== JOB ==
Exactly as they appear, output all of the records. Skip any images.

### INPUT ###

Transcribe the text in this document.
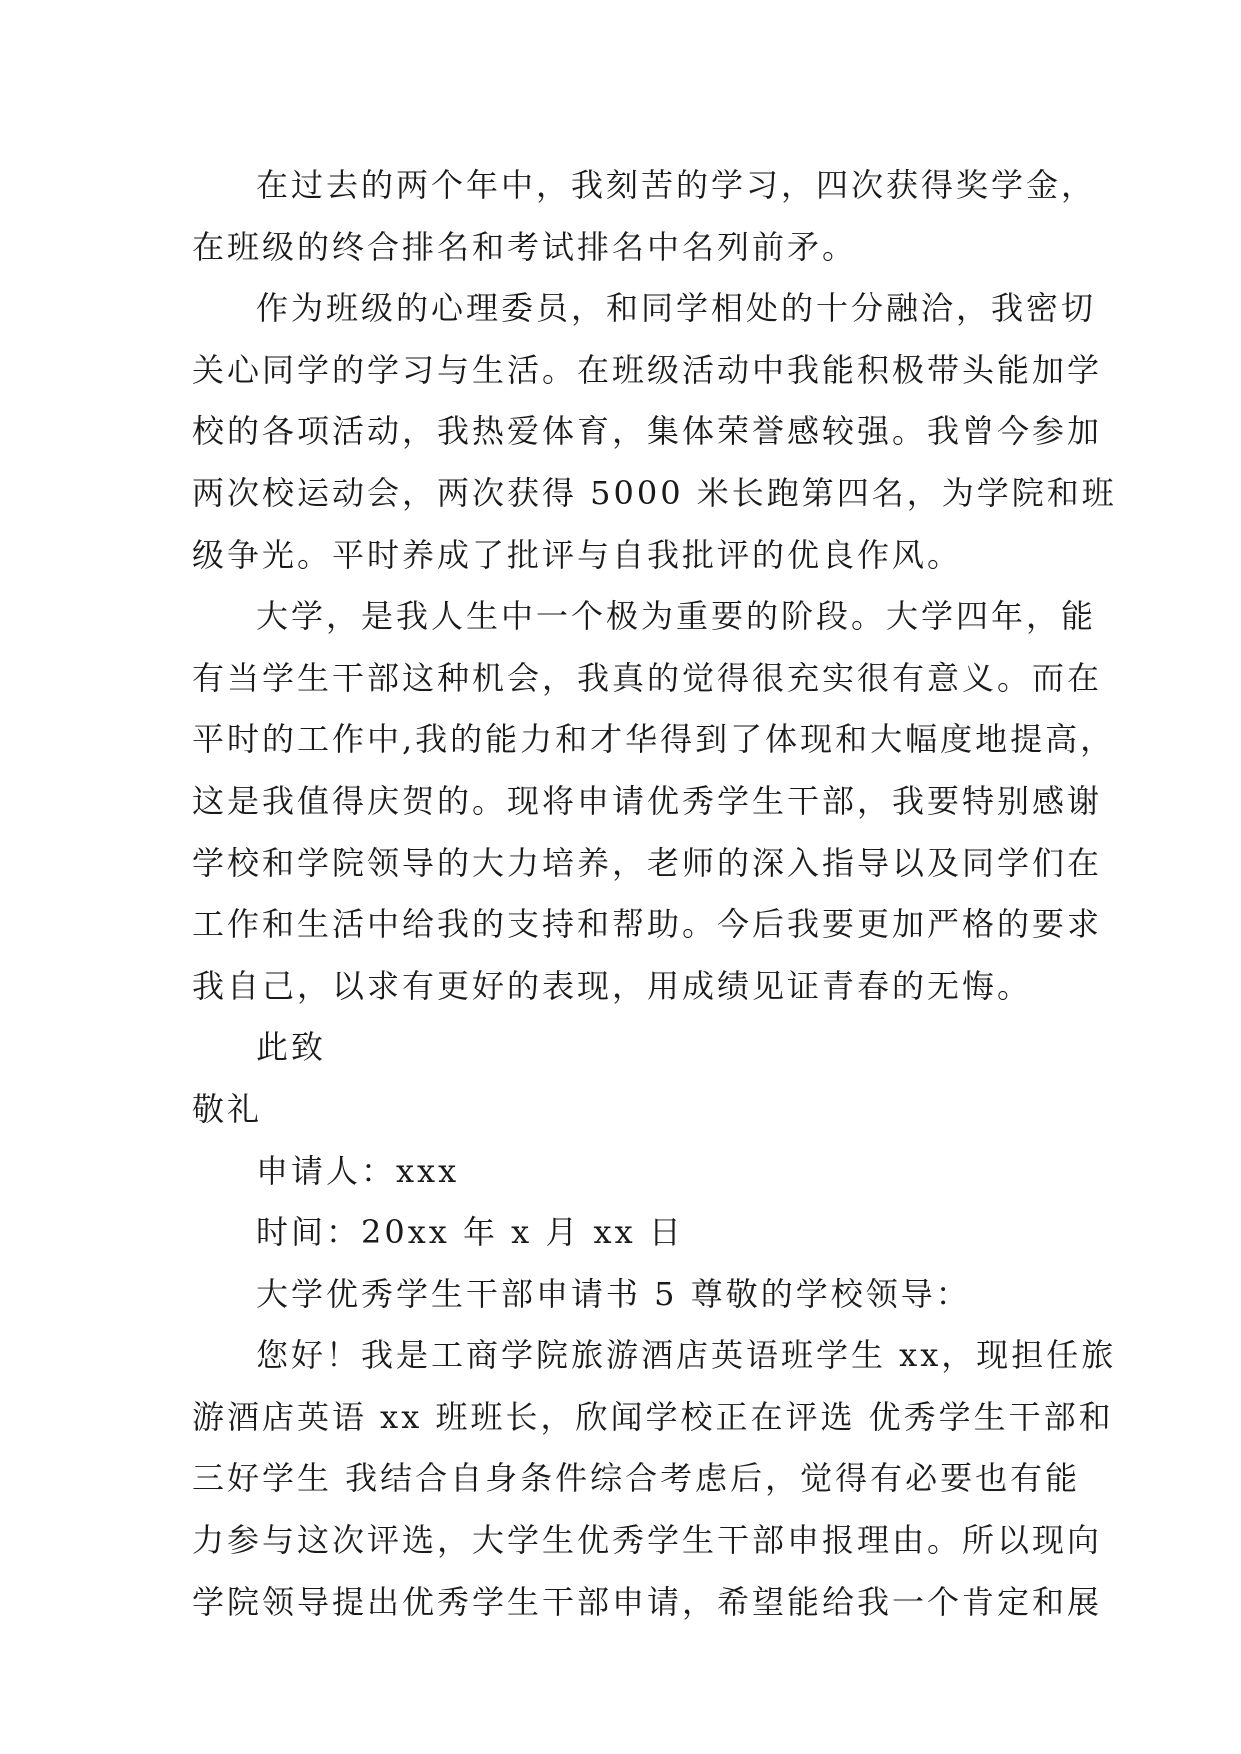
在过去的两个年中，我刻苦的学习，四次获得奖学金，
在班级的终合排名和考试排名中名列前矛。
作为班级的心理委员，和同学相处的十分融洽，我密切
关心同学的学习与生活。在班级活动中我能积极带头能加学
校的各项活动，我热爱体育，集体荣誉感较强。我曾今参加
两次校运动会，两次获得 5000 米长跑第四名，为学院和班
级争光。平时养成了批评与自我批评的优良作风。
大学，是我人生中一个极为重要的阶段。大学四年，能
有当学生干部这种机会，我真的觉得很充实很有意义。而在
平时的工作中,我的能力和才华得到了体现和大幅度地提高，
这是我值得庆贺的。现将申请优秀学生干部，我要特别感谢
学校和学院领导的大力培养，老师的深入指导以及同学们在
工作和生活中给我的支持和帮助。今后我要更加严格的要求
我自己，以求有更好的表现，用成绩见证青春的无悔。
此致
敬礼
申请人：xxx
时间：20xx 年 x 月 xx 日
大学优秀学生干部申请书 5 尊敬的学校领导：
您好！我是工商学院旅游酒店英语班学生 xx，现担任旅
游酒店英语 xx 班班长，欣闻学校正在评选 优秀学生干部和
三好学生 我结合自身条件综合考虑后，觉得有必要也有能
力参与这次评选，大学生优秀学生干部申报理由。所以现向
学院领导提出优秀学生干部申请，希望能给我一个肯定和展
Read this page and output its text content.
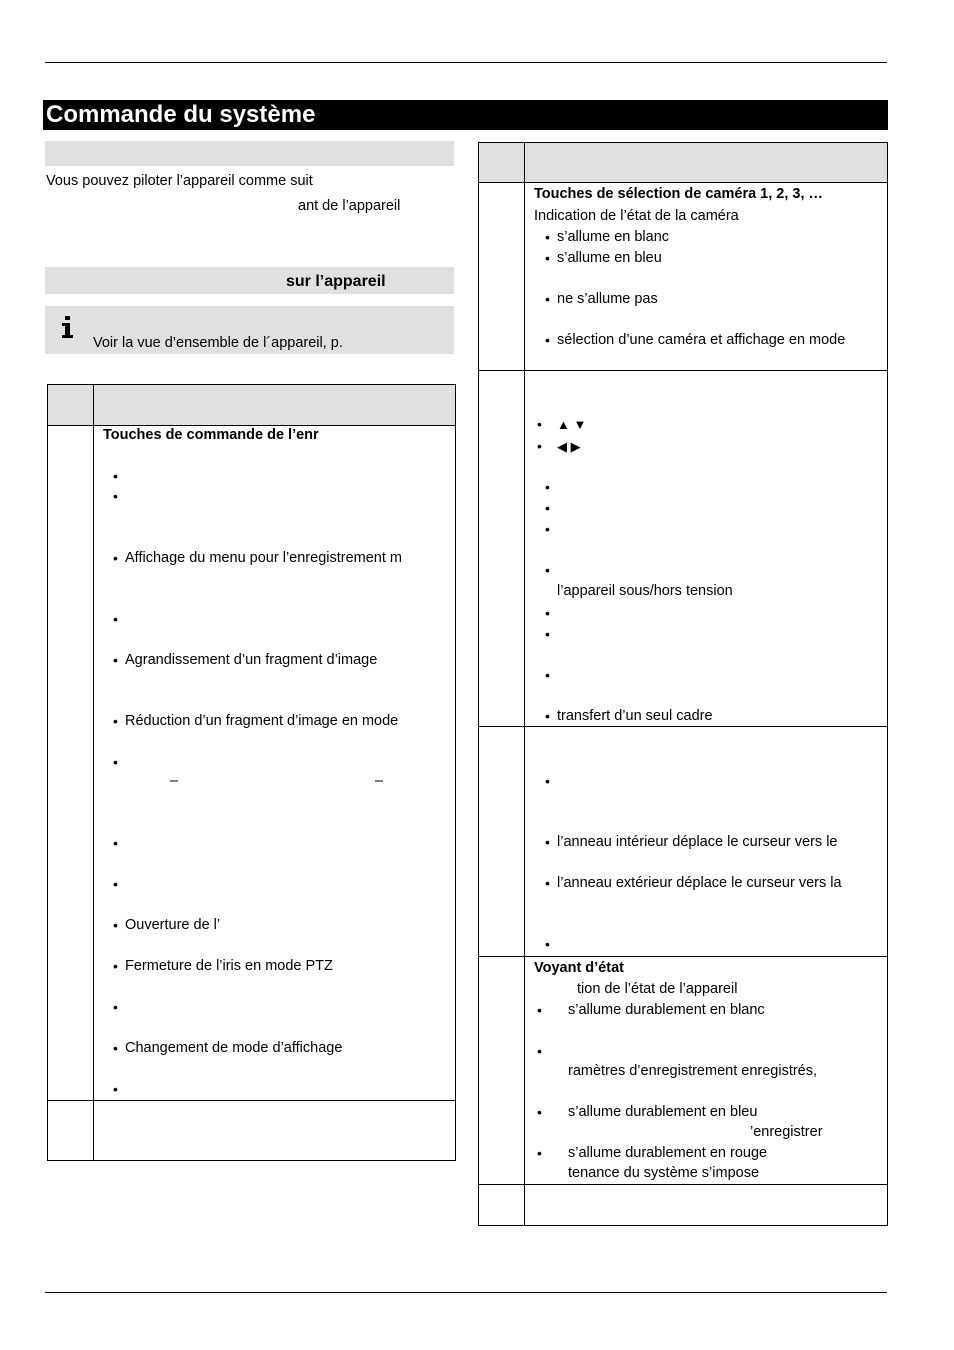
Commande du système
Vous pouvez piloter l’appareil comme suit
ant de l’appareil
sur l’appareil
Voir la vue d’ensemble de l´appareil, p.
Touches de commande de l’enr
•
•
• Affichage du menu pour l’enregistrement m
•
• Agrandissement d’un fragment d’image
• Réduction d’un fragment d’image en mode
•
–	–
•
•
• Ouverture de l’
• Fermeture de l’iris en mode PTZ
•
• Changement de mode d’affichage
•
Touches de sélection de caméra 1, 2, 3, …
Indication de l’état de la caméra
• s’allume en blanc
• s’allume en bleu
• ne s’allume pas
• sélection d’une caméra et affichage en mode
• ▲ ▼
• ◀ ▶
•
•
•
•
l’appareil sous/hors tension
•
•
•
• transfert d’un seul cadre
•
• l’anneau intérieur déplace le curseur vers le
• l’anneau extérieur déplace le curseur vers la
•
Voyant d’état
tion de l’état de l’appareil
• s’allume durablement en blanc
•
ramètres d’enregistrement enregistrés,
• s’allume durablement en bleu
’enregistrer
• s’allume durablement en rouge
tenance du système s’impose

###

== EXERCISE RESPONSE ==
Transcribe the text in this document.
在过去的两个年中，我刻苦的学习，四次获得奖学金，
在班级的终合排名和考试排名中名列前矛。
作为班级的心理委员，和同学相处的十分融洽，我密切
关心同学的学习与生活。在班级活动中我能积极带头能加学
校的各项活动，我热爱体育，集体荣誉感较强。我曾今参加
两次校运动会，两次获得 5000 米长跑第四名，为学院和班
级争光。平时养成了批评与自我批评的优良作风。
大学，是我人生中一个极为重要的阶段。大学四年，能
有当学生干部这种机会，我真的觉得很充实很有意义。而在
平时的工作中,我的能力和才华得到了体现和大幅度地提高，
这是我值得庆贺的。现将申请优秀学生干部，我要特别感谢
学校和学院领导的大力培养，老师的深入指导以及同学们在
工作和生活中给我的支持和帮助。今后我要更加严格的要求
我自己，以求有更好的表现，用成绩见证青春的无悔。
此致
敬礼
申请人：xxx
时间：20xx 年 x 月 xx 日
大学优秀学生干部申请书 5 尊敬的学校领导：
您好！我是工商学院旅游酒店英语班学生 xx，现担任旅
游酒店英语 xx 班班长，欣闻学校正在评选 优秀学生干部和
三好学生 我结合自身条件综合考虑后，觉得有必要也有能
力参与这次评选，大学生优秀学生干部申报理由。所以现向
学院领导提出优秀学生干部申请，希望能给我一个肯定和展
Read this page and output its text content.
Commande du système
Vous pouvez piloter l’appareil comme suit
ant de l’appareil
sur l’appareil
Voir la vue d’ensemble de l´appareil, p.
Touches de commande de l’enr
•
•
• Affichage du menu pour l’enregistrement m
•
• Agrandissement d’un fragment d’image
• Réduction d’un fragment d’image en mode
•
–	–
•
•
• Ouverture de l’
• Fermeture de l’iris en mode PTZ
•
• Changement de mode d’affichage
•
Touches de sélection de caméra 1, 2, 3, …
Indication de l’état de la caméra
• s’allume en blanc
• s’allume en bleu
• ne s’allume pas
• sélection d’une caméra et affichage en mode
• ▲ ▼
• ◀ ▶
•
•
•
•
l’appareil sous/hors tension
•
•
•
• transfert d’un seul cadre
•
• l’anneau intérieur déplace le curseur vers le
• l’anneau extérieur déplace le curseur vers la
•
Voyant d’état
tion de l’état de l’appareil
• s’allume durablement en blanc
•
ramètres d’enregistrement enregistrés,
• s’allume durablement en bleu
’enregistrer
• s’allume durablement en rouge
tenance du système s’impose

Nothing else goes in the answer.